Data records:
☆ ☆ ☆ ☆ ☆ ☆ ☆

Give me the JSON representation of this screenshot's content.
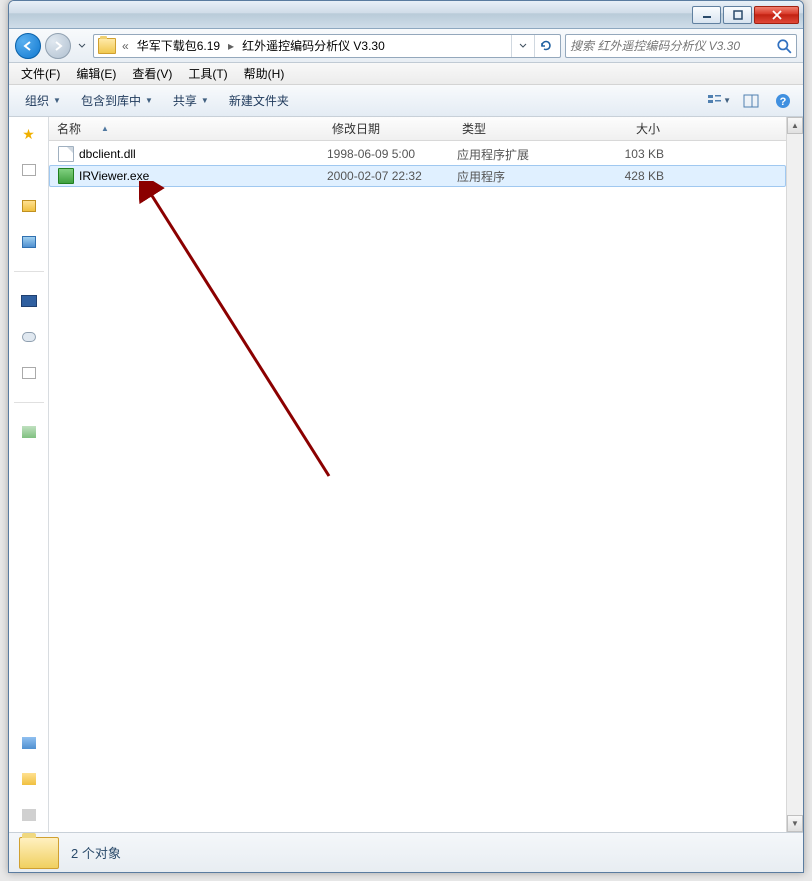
{
  "breadcrumb": {
    "prefix": "«",
    "seg1": "华军下载包6.19",
    "seg2": "红外遥控编码分析仪 V3.30"
  },
  "search": {
    "placeholder": "搜索 红外遥控编码分析仪 V3.30"
  },
  "menu": {
    "file": "文件(F)",
    "edit": "编辑(E)",
    "view": "查看(V)",
    "tools": "工具(T)",
    "help": "帮助(H)"
  },
  "toolbar": {
    "organize": "组织",
    "include": "包含到库中",
    "share": "共享",
    "newfolder": "新建文件夹"
  },
  "columns": {
    "name": "名称",
    "date": "修改日期",
    "type": "类型",
    "size": "大小"
  },
  "files": [
    {
      "name": "dbclient.dll",
      "date": "1998-06-09 5:00",
      "type": "应用程序扩展",
      "size": "103 KB",
      "kind": "dll",
      "selected": false
    },
    {
      "name": "IRViewer.exe",
      "date": "2000-02-07 22:32",
      "type": "应用程序",
      "size": "428 KB",
      "kind": "exe",
      "selected": true
    }
  ],
  "status": {
    "text": "2 个对象"
  }
}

☆ ☆ ☆ ☆ ☆ ☆ ☆

Go through the data and gather every line that holds "name".

    "name": "名称",
      "name": "dbclient.dll",
      "name": "IRViewer.exe",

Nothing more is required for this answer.